▸ Problem statement
Everything from the line that contains "Extract all readable text from this page." through the last line of the listing must be copied exactly, with both of those lines included and no others.

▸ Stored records
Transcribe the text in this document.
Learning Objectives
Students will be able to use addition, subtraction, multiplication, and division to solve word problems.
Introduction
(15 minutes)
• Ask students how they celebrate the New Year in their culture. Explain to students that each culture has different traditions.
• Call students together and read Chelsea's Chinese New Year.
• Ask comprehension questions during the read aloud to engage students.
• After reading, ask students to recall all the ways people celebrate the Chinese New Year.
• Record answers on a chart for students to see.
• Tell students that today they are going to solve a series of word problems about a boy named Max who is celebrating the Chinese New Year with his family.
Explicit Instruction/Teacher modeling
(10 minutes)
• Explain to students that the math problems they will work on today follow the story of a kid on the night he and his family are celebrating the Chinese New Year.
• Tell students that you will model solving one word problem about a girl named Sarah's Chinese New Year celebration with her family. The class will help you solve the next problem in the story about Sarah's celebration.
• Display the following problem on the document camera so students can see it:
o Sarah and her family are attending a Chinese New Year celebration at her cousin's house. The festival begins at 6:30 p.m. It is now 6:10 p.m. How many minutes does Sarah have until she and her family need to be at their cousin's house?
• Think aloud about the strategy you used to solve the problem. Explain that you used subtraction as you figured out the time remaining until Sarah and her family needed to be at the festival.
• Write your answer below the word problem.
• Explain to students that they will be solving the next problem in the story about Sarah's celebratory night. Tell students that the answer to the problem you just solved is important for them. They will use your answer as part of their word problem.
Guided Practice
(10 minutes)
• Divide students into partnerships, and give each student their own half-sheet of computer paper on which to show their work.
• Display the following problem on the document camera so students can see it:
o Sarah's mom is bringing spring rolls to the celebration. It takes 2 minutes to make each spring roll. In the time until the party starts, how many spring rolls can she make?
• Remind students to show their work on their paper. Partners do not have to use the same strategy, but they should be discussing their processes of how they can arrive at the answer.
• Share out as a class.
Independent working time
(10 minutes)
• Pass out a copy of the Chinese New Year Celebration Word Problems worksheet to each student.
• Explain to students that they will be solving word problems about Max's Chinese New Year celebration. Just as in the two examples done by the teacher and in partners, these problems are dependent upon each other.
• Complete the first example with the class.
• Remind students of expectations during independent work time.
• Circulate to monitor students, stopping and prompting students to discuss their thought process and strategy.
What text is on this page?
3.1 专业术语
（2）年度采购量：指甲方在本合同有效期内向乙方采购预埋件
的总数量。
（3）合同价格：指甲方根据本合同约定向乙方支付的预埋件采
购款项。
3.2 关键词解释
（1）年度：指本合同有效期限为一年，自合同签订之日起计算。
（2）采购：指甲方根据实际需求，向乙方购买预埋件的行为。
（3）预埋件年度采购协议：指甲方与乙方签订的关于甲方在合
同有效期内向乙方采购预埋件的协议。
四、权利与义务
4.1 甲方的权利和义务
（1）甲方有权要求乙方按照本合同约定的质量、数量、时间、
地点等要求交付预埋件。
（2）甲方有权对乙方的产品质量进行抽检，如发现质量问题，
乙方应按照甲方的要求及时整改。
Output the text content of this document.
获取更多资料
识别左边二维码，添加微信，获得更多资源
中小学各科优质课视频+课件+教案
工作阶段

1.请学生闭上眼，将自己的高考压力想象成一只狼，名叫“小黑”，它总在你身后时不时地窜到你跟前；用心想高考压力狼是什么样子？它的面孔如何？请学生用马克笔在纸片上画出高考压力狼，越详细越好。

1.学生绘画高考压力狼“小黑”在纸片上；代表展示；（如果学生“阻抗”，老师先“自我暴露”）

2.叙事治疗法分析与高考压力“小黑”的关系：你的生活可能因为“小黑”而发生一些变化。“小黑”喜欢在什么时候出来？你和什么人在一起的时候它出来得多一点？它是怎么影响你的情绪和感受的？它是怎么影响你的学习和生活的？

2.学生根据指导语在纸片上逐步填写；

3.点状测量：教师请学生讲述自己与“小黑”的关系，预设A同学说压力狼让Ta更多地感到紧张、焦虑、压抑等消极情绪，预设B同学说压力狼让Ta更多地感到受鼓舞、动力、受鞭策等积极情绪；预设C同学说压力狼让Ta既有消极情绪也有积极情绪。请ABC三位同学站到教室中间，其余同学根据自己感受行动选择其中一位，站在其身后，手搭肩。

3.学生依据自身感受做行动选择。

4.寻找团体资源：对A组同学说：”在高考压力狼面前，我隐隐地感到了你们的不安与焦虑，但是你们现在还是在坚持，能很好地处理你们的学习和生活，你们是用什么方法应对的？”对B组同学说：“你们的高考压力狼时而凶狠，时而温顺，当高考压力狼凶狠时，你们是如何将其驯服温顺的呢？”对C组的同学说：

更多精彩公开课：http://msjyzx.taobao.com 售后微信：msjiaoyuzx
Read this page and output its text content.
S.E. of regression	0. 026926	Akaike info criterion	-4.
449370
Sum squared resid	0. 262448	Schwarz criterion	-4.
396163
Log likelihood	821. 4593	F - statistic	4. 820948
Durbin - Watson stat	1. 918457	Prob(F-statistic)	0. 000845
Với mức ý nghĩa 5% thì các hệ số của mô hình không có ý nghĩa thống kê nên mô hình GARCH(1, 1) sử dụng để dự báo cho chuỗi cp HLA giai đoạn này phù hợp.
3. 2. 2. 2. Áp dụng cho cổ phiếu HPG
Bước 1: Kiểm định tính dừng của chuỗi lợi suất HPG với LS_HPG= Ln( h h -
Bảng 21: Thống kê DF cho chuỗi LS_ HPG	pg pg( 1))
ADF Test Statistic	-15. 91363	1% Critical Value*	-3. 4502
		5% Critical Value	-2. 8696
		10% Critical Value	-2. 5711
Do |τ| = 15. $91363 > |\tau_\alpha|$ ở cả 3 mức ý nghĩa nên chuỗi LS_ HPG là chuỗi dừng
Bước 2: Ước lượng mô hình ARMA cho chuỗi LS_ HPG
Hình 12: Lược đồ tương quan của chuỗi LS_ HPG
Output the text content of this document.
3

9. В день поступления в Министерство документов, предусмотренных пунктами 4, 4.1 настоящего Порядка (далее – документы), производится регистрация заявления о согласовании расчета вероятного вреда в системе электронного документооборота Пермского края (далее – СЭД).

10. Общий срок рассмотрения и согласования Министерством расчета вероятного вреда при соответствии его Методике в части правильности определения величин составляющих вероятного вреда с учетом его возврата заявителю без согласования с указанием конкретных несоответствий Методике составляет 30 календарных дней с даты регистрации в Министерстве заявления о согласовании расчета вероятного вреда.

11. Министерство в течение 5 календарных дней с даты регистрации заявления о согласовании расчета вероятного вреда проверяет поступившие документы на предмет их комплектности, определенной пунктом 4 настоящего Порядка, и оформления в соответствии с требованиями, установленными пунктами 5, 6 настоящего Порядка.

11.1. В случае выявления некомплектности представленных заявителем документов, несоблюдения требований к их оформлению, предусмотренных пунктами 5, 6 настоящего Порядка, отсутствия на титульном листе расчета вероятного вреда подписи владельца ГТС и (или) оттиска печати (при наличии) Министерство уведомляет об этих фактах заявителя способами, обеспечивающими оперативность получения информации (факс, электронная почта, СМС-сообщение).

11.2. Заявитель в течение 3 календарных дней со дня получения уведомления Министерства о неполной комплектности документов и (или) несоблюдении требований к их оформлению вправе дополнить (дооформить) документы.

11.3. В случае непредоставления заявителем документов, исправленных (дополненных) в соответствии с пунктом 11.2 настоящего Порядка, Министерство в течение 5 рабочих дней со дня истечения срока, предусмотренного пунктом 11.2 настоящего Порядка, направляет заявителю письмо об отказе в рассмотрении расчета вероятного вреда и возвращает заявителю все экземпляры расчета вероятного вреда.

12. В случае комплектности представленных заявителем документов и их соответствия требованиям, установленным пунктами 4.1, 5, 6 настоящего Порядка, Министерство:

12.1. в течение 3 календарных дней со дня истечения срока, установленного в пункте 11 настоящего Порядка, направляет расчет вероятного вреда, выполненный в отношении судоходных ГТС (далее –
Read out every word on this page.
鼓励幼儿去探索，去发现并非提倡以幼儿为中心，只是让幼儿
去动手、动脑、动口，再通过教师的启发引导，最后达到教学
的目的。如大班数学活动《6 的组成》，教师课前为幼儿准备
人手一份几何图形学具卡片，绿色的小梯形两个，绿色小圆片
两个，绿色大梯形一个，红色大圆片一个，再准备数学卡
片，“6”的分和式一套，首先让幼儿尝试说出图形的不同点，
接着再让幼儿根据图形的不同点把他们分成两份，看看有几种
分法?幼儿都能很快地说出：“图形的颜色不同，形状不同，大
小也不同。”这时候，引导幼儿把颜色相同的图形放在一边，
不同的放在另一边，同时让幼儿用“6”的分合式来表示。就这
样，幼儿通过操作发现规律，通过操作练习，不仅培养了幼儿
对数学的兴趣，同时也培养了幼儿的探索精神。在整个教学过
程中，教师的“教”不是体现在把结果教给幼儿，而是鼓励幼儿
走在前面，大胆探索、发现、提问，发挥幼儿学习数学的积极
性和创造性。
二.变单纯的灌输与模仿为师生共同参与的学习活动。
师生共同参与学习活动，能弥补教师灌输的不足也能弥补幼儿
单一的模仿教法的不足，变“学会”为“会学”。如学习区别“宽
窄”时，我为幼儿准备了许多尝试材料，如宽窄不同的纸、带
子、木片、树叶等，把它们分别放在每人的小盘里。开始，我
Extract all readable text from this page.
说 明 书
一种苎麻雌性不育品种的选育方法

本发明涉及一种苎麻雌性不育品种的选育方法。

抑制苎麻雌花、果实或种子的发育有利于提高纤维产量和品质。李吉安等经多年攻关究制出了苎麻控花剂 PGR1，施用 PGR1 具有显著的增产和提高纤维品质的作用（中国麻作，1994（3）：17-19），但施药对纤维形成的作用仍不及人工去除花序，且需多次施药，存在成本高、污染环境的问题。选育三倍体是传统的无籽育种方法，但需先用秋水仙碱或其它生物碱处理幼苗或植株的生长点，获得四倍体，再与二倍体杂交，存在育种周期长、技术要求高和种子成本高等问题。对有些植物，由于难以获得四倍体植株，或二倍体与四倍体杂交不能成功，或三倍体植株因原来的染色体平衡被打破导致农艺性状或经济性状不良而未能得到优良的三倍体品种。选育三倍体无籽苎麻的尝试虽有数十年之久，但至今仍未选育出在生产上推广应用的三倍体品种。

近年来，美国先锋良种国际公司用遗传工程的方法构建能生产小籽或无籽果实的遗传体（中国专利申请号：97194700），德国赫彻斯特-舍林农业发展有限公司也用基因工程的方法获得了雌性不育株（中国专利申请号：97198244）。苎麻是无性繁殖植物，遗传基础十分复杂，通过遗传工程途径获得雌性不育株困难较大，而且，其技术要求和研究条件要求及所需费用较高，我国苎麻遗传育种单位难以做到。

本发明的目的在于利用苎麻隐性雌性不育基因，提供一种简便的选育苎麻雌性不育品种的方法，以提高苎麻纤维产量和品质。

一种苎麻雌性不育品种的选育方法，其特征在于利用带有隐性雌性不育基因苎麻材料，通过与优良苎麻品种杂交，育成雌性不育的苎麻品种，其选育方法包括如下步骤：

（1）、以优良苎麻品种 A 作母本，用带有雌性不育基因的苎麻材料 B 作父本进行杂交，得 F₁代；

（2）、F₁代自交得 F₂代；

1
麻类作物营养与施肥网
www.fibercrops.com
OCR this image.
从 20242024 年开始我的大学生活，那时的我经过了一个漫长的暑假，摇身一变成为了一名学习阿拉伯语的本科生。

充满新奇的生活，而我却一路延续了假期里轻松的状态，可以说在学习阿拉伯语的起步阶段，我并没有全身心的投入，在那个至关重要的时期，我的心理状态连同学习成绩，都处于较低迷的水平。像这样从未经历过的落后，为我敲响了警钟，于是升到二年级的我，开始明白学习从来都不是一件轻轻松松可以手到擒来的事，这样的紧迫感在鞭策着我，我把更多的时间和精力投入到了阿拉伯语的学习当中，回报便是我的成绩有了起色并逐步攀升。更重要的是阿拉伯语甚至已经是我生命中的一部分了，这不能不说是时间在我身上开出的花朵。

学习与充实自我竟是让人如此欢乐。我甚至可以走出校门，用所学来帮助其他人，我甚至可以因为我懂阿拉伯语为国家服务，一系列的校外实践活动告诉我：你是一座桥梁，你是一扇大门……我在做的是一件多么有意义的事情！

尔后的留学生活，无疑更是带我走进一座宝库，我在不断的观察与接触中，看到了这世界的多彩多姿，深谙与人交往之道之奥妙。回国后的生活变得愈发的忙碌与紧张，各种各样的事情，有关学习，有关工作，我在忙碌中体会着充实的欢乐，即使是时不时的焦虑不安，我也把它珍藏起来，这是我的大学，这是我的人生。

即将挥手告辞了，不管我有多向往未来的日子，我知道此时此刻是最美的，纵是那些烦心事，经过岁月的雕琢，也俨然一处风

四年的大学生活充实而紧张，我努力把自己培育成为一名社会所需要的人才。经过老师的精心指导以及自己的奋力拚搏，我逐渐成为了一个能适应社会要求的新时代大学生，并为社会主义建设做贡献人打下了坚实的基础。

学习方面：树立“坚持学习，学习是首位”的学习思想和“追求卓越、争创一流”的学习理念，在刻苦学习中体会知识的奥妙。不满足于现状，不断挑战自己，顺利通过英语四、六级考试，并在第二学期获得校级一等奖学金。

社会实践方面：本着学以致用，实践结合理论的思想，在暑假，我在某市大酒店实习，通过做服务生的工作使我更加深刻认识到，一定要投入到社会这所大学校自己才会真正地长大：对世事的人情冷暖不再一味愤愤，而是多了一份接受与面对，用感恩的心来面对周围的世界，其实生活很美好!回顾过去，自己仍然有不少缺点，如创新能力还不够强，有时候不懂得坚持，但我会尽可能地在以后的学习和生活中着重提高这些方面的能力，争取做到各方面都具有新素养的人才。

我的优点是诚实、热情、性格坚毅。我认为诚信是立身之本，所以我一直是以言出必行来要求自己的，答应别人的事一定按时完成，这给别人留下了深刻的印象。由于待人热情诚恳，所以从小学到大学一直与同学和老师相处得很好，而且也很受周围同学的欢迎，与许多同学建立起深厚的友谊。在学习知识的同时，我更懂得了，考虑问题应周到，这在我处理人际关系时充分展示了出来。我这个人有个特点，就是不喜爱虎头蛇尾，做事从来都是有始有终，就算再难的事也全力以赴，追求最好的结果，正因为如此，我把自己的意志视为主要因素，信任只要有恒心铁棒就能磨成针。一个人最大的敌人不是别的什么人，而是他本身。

▸ Solution for this problem
Extract all readable text from this page.
说 明 书
一种苎麻雌性不育品种的选育方法

本发明涉及一种苎麻雌性不育品种的选育方法。

抑制苎麻雌花、果实或种子的发育有利于提高纤维产量和品质。李吉安等经多年攻关究制出了苎麻控花剂 PGR1，施用 PGR1 具有显著的增产和提高纤维品质的作用（中国麻作，1994（3）：17-19），但施药对纤维形成的作用仍不及人工去除花序，且需多次施药，存在成本高、污染环境的问题。选育三倍体是传统的无籽育种方法，但需先用秋水仙碱或其它生物碱处理幼苗或植株的生长点，获得四倍体，再与二倍体杂交，存在育种周期长、技术要求高和种子成本高等问题。对有些植物，由于难以获得四倍体植株，或二倍体与四倍体杂交不能成功，或三倍体植株因原来的染色体平衡被打破导致农艺性状或经济性状不良而未能得到优良的三倍体品种。选育三倍体无籽苎麻的尝试虽有数十年之久，但至今仍未选育出在生产上推广应用的三倍体品种。

近年来，美国先锋良种国际公司用遗传工程的方法构建能生产小籽或无籽果实的遗传体（中国专利申请号：97194700），德国赫彻斯特-舍林农业发展有限公司也用基因工程的方法获得了雌性不育株（中国专利申请号：97198244）。苎麻是无性繁殖植物，遗传基础十分复杂，通过遗传工程途径获得雌性不育株困难较大，而且，其技术要求和研究条件要求及所需费用较高，我国苎麻遗传育种单位难以做到。

本发明的目的在于利用苎麻隐性雌性不育基因，提供一种简便的选育苎麻雌性不育品种的方法，以提高苎麻纤维产量和品质。

一种苎麻雌性不育品种的选育方法，其特征在于利用带有隐性雌性不育基因苎麻材料，通过与优良苎麻品种杂交，育成雌性不育的苎麻品种，其选育方法包括如下步骤：

（1）、以优良苎麻品种 A 作母本，用带有雌性不育基因的苎麻材料 B 作父本进行杂交，得 F₁代；

（2）、F₁代自交得 F₂代；

1
麻类作物营养与施肥网
www.fibercrops.com
OCR this image.
从 20242024 年开始我的大学生活，那时的我经过了一个漫长的暑假，摇身一变成为了一名学习阿拉伯语的本科生。

充满新奇的生活，而我却一路延续了假期里轻松的状态，可以说在学习阿拉伯语的起步阶段，我并没有全身心的投入，在那个至关重要的时期，我的心理状态连同学习成绩，都处于较低迷的水平。像这样从未经历过的落后，为我敲响了警钟，于是升到二年级的我，开始明白学习从来都不是一件轻轻松松可以手到擒来的事，这样的紧迫感在鞭策着我，我把更多的时间和精力投入到了阿拉伯语的学习当中，回报便是我的成绩有了起色并逐步攀升。更重要的是阿拉伯语甚至已经是我生命中的一部分了，这不能不说是时间在我身上开出的花朵。

学习与充实自我竟是让人如此欢乐。我甚至可以走出校门，用所学来帮助其他人，我甚至可以因为我懂阿拉伯语为国家服务，一系列的校外实践活动告诉我：你是一座桥梁，你是一扇大门……我在做的是一件多么有意义的事情！

尔后的留学生活，无疑更是带我走进一座宝库，我在不断的观察与接触中，看到了这世界的多彩多姿，深谙与人交往之道之奥妙。回国后的生活变得愈发的忙碌与紧张，各种各样的事情，有关学习，有关工作，我在忙碌中体会着充实的欢乐，即使是时不时的焦虑不安，我也把它珍藏起来，这是我的大学，这是我的人生。

即将挥手告辞了，不管我有多向往未来的日子，我知道此时此刻是最美的，纵是那些烦心事，经过岁月的雕琢，也俨然一处风

四年的大学生活充实而紧张，我努力把自己培育成为一名社会所需要的人才。经过老师的精心指导以及自己的奋力拚搏，我逐渐成为了一个能适应社会要求的新时代大学生，并为社会主义建设做贡献人打下了坚实的基础。

学习方面：树立“坚持学习，学习是首位”的学习思想和“追求卓越、争创一流”的学习理念，在刻苦学习中体会知识的奥妙。不满足于现状，不断挑战自己，顺利通过英语四、六级考试，并在第二学期获得校级一等奖学金。

社会实践方面：本着学以致用，实践结合理论的思想，在暑假，我在某市大酒店实习，通过做服务生的工作使我更加深刻认识到，一定要投入到社会这所大学校自己才会真正地长大：对世事的人情冷暖不再一味愤愤，而是多了一份接受与面对，用感恩的心来面对周围的世界，其实生活很美好!回顾过去，自己仍然有不少缺点，如创新能力还不够强，有时候不懂得坚持，但我会尽可能地在以后的学习和生活中着重提高这些方面的能力，争取做到各方面都具有新素养的人才。

我的优点是诚实、热情、性格坚毅。我认为诚信是立身之本，所以我一直是以言出必行来要求自己的，答应别人的事一定按时完成，这给别人留下了深刻的印象。由于待人热情诚恳，所以从小学到大学一直与同学和老师相处得很好，而且也很受周围同学的欢迎，与许多同学建立起深厚的友谊。在学习知识的同时，我更懂得了，考虑问题应周到，这在我处理人际关系时充分展示了出来。我这个人有个特点，就是不喜爱虎头蛇尾，做事从来都是有始有终，就算再难的事也全力以赴，追求最好的结果，正因为如此，我把自己的意志视为主要因素，信任只要有恒心铁棒就能磨成针。一个人最大的敌人不是别的什么人，而是他本身。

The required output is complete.